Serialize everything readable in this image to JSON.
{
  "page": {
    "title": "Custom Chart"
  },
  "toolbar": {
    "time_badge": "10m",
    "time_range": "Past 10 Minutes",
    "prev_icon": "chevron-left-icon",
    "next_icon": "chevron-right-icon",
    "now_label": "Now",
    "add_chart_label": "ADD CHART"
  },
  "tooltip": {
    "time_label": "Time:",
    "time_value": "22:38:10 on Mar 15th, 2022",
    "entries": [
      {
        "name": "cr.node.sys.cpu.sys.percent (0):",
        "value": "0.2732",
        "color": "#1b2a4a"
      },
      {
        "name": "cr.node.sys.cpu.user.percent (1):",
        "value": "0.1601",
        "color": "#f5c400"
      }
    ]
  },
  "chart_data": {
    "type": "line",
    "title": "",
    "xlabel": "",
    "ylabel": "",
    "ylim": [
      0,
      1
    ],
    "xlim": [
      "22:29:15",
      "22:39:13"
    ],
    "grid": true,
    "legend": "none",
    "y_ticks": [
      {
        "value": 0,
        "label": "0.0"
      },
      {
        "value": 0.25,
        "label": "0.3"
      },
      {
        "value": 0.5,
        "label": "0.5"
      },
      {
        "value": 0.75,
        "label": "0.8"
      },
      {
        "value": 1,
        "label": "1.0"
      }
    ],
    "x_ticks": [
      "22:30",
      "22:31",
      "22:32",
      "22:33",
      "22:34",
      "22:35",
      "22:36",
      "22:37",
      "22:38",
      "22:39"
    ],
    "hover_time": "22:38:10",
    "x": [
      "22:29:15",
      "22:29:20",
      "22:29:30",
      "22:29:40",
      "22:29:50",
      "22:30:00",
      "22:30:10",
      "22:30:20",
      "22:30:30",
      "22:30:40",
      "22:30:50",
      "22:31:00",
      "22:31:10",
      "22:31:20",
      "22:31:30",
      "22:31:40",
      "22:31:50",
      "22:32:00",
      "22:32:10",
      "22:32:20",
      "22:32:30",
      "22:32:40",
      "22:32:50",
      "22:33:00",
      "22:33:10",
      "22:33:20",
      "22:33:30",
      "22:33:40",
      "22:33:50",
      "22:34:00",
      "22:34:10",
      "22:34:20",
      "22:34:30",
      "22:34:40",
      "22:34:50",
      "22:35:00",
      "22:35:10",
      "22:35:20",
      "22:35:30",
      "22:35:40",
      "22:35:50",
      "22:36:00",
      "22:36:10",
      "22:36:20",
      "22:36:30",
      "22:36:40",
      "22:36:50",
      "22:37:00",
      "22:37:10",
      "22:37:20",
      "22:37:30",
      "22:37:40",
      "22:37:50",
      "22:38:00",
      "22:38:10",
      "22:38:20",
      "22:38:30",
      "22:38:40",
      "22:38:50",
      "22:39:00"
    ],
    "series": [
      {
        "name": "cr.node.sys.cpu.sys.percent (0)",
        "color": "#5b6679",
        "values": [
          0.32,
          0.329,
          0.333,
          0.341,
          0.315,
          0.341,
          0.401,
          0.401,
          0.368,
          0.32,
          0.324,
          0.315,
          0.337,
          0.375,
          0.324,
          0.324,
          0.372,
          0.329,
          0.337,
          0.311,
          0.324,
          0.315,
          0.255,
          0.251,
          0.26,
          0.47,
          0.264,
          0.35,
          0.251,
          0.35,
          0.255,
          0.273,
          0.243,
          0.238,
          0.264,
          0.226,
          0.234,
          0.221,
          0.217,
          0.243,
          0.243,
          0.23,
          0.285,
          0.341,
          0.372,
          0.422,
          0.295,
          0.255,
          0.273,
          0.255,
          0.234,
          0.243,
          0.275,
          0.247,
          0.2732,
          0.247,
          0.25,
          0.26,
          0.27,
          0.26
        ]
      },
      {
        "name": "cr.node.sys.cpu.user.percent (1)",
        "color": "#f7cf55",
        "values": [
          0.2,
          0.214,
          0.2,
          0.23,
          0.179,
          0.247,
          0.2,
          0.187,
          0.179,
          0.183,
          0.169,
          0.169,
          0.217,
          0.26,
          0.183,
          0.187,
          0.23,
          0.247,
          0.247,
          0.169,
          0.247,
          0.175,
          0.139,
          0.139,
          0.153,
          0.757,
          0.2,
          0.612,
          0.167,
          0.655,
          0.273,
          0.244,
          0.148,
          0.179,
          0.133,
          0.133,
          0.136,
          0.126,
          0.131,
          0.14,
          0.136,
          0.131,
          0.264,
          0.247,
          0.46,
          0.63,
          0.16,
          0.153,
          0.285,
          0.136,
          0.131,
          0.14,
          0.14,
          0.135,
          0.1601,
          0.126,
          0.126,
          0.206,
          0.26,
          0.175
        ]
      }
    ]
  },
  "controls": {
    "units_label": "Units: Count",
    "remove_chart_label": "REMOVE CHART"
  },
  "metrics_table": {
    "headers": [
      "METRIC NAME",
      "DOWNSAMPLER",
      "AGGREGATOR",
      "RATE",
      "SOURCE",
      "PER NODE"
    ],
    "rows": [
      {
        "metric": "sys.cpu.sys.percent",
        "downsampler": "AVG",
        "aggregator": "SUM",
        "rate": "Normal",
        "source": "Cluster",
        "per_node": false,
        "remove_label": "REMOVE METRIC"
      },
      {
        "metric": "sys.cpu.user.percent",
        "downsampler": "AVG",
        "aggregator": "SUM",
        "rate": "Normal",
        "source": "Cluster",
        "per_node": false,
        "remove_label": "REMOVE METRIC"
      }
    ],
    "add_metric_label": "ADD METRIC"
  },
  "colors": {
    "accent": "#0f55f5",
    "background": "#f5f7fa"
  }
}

### Do this
All the entries above need to be reproduced exactly.

### Answer to this problem
Serialize everything readable in this image to JSON.
{
  "page": {
    "title": "Custom Chart"
  },
  "toolbar": {
    "time_badge": "10m",
    "time_range": "Past 10 Minutes",
    "prev_icon": "chevron-left-icon",
    "next_icon": "chevron-right-icon",
    "now_label": "Now",
    "add_chart_label": "ADD CHART"
  },
  "tooltip": {
    "time_label": "Time:",
    "time_value": "22:38:10 on Mar 15th, 2022",
    "entries": [
      {
        "name": "cr.node.sys.cpu.sys.percent (0):",
        "value": "0.2732",
        "color": "#1b2a4a"
      },
      {
        "name": "cr.node.sys.cpu.user.percent (1):",
        "value": "0.1601",
        "color": "#f5c400"
      }
    ]
  },
  "chart_data": {
    "type": "line",
    "title": "",
    "xlabel": "",
    "ylabel": "",
    "ylim": [
      0,
      1
    ],
    "xlim": [
      "22:29:15",
      "22:39:13"
    ],
    "grid": true,
    "legend": "none",
    "y_ticks": [
      {
        "value": 0,
        "label": "0.0"
      },
      {
        "value": 0.25,
        "label": "0.3"
      },
      {
        "value": 0.5,
        "label": "0.5"
      },
      {
        "value": 0.75,
        "label": "0.8"
      },
      {
        "value": 1,
        "label": "1.0"
      }
    ],
    "x_ticks": [
      "22:30",
      "22:31",
      "22:32",
      "22:33",
      "22:34",
      "22:35",
      "22:36",
      "22:37",
      "22:38",
      "22:39"
    ],
    "hover_time": "22:38:10",
    "x": [
      "22:29:15",
      "22:29:20",
      "22:29:30",
      "22:29:40",
      "22:29:50",
      "22:30:00",
      "22:30:10",
      "22:30:20",
      "22:30:30",
      "22:30:40",
      "22:30:50",
      "22:31:00",
      "22:31:10",
      "22:31:20",
      "22:31:30",
      "22:31:40",
      "22:31:50",
      "22:32:00",
      "22:32:10",
      "22:32:20",
      "22:32:30",
      "22:32:40",
      "22:32:50",
      "22:33:00",
      "22:33:10",
      "22:33:20",
      "22:33:30",
      "22:33:40",
      "22:33:50",
      "22:34:00",
      "22:34:10",
      "22:34:20",
      "22:34:30",
      "22:34:40",
      "22:34:50",
      "22:35:00",
      "22:35:10",
      "22:35:20",
      "22:35:30",
      "22:35:40",
      "22:35:50",
      "22:36:00",
      "22:36:10",
      "22:36:20",
      "22:36:30",
      "22:36:40",
      "22:36:50",
      "22:37:00",
      "22:37:10",
      "22:37:20",
      "22:37:30",
      "22:37:40",
      "22:37:50",
      "22:38:00",
      "22:38:10",
      "22:38:20",
      "22:38:30",
      "22:38:40",
      "22:38:50",
      "22:39:00"
    ],
    "series": [
      {
        "name": "cr.node.sys.cpu.sys.percent (0)",
        "color": "#5b6679",
        "values": [
          0.32,
          0.329,
          0.333,
          0.341,
          0.315,
          0.341,
          0.401,
          0.401,
          0.368,
          0.32,
          0.324,
          0.315,
          0.337,
          0.375,
          0.324,
          0.324,
          0.372,
          0.329,
          0.337,
          0.311,
          0.324,
          0.315,
          0.255,
          0.251,
          0.26,
          0.47,
          0.264,
          0.35,
          0.251,
          0.35,
          0.255,
          0.273,
          0.243,
          0.238,
          0.264,
          0.226,
          0.234,
          0.221,
          0.217,
          0.243,
          0.243,
          0.23,
          0.285,
          0.341,
          0.372,
          0.422,
          0.295,
          0.255,
          0.273,
          0.255,
          0.234,
          0.243,
          0.275,
          0.247,
          0.2732,
          0.247,
          0.25,
          0.26,
          0.27,
          0.26
        ]
      },
      {
        "name": "cr.node.sys.cpu.user.percent (1)",
        "color": "#f7cf55",
        "values": [
          0.2,
          0.214,
          0.2,
          0.23,
          0.179,
          0.247,
          0.2,
          0.187,
          0.179,
          0.183,
          0.169,
          0.169,
          0.217,
          0.26,
          0.183,
          0.187,
          0.23,
          0.247,
          0.247,
          0.169,
          0.247,
          0.175,
          0.139,
          0.139,
          0.153,
          0.757,
          0.2,
          0.612,
          0.167,
          0.655,
          0.273,
          0.244,
          0.148,
          0.179,
          0.133,
          0.133,
          0.136,
          0.126,
          0.131,
          0.14,
          0.136,
          0.131,
          0.264,
          0.247,
          0.46,
          0.63,
          0.16,
          0.153,
          0.285,
          0.136,
          0.131,
          0.14,
          0.14,
          0.135,
          0.1601,
          0.126,
          0.126,
          0.206,
          0.26,
          0.175
        ]
      }
    ]
  },
  "controls": {
    "units_label": "Units: Count",
    "remove_chart_label": "REMOVE CHART"
  },
  "metrics_table": {
    "headers": [
      "METRIC NAME",
      "DOWNSAMPLER",
      "AGGREGATOR",
      "RATE",
      "SOURCE",
      "PER NODE"
    ],
    "rows": [
      {
        "metric": "sys.cpu.sys.percent",
        "downsampler": "AVG",
        "aggregator": "SUM",
        "rate": "Normal",
        "source": "Cluster",
        "per_node": false,
        "remove_label": "REMOVE METRIC"
      },
      {
        "metric": "sys.cpu.user.percent",
        "downsampler": "AVG",
        "aggregator": "SUM",
        "rate": "Normal",
        "source": "Cluster",
        "per_node": false,
        "remove_label": "REMOVE METRIC"
      }
    ],
    "add_metric_label": "ADD METRIC"
  },
  "colors": {
    "accent": "#0f55f5",
    "background": "#f5f7fa"
  }
}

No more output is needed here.